Figure data in JSON:
•••••

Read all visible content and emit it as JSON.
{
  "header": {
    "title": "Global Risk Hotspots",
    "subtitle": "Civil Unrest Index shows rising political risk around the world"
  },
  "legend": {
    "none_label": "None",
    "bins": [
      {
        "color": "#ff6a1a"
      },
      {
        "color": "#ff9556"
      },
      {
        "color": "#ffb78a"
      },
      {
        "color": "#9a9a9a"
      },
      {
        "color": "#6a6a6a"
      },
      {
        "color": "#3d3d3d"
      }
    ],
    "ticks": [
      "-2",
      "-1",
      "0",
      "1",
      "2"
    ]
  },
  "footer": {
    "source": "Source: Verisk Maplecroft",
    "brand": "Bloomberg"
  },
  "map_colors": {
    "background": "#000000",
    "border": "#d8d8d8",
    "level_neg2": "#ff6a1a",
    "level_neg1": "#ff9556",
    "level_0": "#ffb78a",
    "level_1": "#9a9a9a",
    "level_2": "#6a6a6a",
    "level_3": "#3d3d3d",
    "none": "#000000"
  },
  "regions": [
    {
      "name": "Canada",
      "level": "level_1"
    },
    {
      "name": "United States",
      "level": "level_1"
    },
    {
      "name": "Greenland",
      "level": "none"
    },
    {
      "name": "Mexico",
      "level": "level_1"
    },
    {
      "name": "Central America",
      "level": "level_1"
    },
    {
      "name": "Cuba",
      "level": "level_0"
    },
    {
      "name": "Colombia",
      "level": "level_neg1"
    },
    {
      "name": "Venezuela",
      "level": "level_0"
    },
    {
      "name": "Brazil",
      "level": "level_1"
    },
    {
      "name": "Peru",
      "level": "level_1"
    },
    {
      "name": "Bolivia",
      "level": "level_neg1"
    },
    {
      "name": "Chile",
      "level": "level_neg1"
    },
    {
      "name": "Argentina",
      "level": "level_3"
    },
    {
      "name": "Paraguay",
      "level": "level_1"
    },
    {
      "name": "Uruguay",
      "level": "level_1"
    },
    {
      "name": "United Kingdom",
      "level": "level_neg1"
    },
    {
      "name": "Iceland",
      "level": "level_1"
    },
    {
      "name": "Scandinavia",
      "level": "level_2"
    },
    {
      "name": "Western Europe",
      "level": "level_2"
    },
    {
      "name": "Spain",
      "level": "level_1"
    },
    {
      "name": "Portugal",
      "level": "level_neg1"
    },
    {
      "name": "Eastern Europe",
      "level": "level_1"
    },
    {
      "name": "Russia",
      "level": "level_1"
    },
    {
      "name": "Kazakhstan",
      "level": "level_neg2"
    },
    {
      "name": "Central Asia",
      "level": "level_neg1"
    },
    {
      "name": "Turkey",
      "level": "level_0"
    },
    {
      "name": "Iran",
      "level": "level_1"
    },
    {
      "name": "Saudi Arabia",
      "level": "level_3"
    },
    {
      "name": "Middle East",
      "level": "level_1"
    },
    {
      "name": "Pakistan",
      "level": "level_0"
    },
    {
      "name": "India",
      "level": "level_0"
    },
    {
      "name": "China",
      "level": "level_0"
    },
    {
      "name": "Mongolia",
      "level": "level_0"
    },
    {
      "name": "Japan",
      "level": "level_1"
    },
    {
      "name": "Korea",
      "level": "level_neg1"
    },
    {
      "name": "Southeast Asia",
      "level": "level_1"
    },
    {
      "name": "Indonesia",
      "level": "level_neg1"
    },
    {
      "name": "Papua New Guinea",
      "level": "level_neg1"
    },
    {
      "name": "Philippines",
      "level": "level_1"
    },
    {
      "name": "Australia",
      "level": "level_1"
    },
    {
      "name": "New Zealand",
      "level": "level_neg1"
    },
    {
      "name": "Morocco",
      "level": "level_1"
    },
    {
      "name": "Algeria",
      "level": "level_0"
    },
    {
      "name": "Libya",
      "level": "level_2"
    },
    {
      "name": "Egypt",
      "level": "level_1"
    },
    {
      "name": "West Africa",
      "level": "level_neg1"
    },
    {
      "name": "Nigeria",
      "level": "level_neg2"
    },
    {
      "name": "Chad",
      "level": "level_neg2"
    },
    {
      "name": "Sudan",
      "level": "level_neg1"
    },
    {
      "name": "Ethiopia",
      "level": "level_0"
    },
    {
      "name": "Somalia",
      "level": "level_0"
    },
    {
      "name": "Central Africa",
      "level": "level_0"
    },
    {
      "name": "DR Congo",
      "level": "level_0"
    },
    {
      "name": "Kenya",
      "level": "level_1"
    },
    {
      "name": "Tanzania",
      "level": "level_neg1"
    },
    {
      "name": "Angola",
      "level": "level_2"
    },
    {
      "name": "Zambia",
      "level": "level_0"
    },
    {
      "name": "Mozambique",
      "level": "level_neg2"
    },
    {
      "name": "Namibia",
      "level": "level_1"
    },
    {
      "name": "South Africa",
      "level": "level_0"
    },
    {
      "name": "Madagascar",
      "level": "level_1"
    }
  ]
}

•••••

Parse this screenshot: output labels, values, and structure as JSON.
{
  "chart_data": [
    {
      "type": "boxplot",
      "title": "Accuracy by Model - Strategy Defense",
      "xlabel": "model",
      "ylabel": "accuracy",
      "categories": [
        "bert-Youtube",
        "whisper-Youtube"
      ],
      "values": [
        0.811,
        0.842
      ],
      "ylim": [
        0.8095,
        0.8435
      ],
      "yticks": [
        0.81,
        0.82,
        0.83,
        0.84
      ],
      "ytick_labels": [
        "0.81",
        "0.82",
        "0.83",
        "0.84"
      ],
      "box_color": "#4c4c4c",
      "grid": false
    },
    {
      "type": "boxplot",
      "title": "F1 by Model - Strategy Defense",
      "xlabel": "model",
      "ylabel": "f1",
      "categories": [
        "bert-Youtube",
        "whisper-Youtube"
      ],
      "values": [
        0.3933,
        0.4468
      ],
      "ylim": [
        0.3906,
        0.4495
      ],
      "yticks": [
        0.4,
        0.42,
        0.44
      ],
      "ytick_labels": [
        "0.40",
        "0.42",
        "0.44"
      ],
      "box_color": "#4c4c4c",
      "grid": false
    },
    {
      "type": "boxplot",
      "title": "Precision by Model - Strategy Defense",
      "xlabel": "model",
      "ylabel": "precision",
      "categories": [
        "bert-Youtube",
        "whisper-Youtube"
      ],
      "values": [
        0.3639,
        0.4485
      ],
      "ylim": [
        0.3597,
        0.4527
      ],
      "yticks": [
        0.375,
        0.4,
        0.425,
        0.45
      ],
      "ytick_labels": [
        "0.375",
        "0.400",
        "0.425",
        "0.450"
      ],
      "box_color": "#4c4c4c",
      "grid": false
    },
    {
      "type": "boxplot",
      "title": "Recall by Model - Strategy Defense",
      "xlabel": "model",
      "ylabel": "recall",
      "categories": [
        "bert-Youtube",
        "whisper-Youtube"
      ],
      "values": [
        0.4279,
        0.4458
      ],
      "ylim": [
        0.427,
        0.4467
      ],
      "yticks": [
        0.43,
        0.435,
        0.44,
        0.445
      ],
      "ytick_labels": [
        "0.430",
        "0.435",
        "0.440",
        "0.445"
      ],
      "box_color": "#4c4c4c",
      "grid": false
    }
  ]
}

•••••

*Aim of the task:* Filter out all lines lacking the word "Africa" and copy the rest.

*Correct answer:*
      "name": "West Africa",
      "name": "Central Africa",
      "name": "South Africa",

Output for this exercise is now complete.